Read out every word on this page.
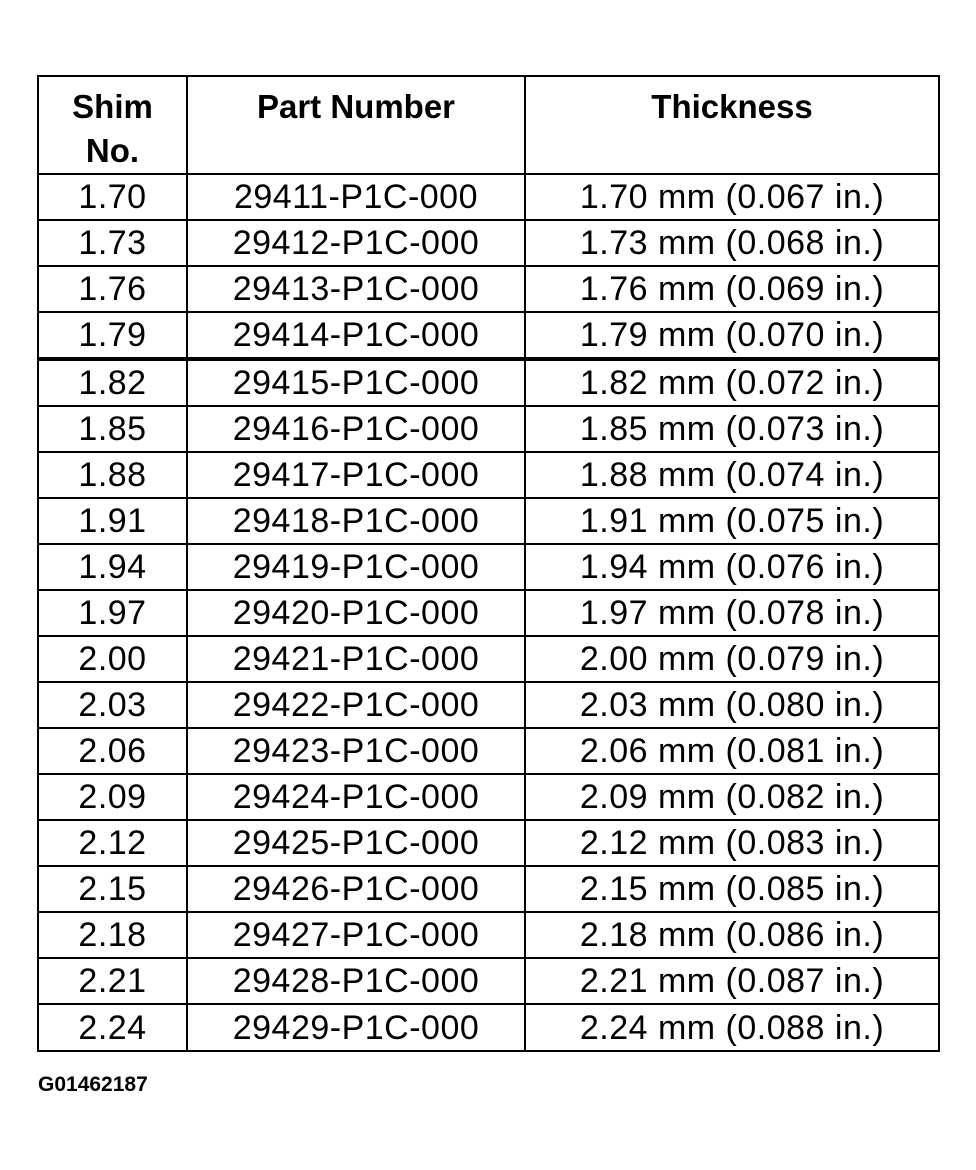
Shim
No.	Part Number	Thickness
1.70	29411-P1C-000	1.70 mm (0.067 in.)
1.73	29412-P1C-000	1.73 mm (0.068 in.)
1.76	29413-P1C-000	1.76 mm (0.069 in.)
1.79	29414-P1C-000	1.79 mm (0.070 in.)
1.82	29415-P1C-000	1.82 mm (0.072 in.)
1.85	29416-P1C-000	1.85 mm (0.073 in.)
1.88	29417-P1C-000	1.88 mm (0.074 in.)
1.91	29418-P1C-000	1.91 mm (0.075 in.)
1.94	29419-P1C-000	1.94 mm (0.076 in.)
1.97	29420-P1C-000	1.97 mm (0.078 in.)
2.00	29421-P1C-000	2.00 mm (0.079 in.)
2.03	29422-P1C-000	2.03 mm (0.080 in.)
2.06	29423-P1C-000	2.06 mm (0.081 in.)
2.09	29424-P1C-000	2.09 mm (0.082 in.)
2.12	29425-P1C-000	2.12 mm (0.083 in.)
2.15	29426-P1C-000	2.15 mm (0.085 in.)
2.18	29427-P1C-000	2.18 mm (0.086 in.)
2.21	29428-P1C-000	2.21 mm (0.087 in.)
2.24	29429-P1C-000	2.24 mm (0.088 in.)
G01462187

* * * * * * *

What to produce.
Give an exact reproduction of every line, leaving out any picture.

Response to this exercise.
Read out every word on this page.
Shim
No.	Part Number	Thickness
1.70	29411-P1C-000	1.70 mm (0.067 in.)
1.73	29412-P1C-000	1.73 mm (0.068 in.)
1.76	29413-P1C-000	1.76 mm (0.069 in.)
1.79	29414-P1C-000	1.79 mm (0.070 in.)
1.82	29415-P1C-000	1.82 mm (0.072 in.)
1.85	29416-P1C-000	1.85 mm (0.073 in.)
1.88	29417-P1C-000	1.88 mm (0.074 in.)
1.91	29418-P1C-000	1.91 mm (0.075 in.)
1.94	29419-P1C-000	1.94 mm (0.076 in.)
1.97	29420-P1C-000	1.97 mm (0.078 in.)
2.00	29421-P1C-000	2.00 mm (0.079 in.)
2.03	29422-P1C-000	2.03 mm (0.080 in.)
2.06	29423-P1C-000	2.06 mm (0.081 in.)
2.09	29424-P1C-000	2.09 mm (0.082 in.)
2.12	29425-P1C-000	2.12 mm (0.083 in.)
2.15	29426-P1C-000	2.15 mm (0.085 in.)
2.18	29427-P1C-000	2.18 mm (0.086 in.)
2.21	29428-P1C-000	2.21 mm (0.087 in.)
2.24	29429-P1C-000	2.24 mm (0.088 in.)
G01462187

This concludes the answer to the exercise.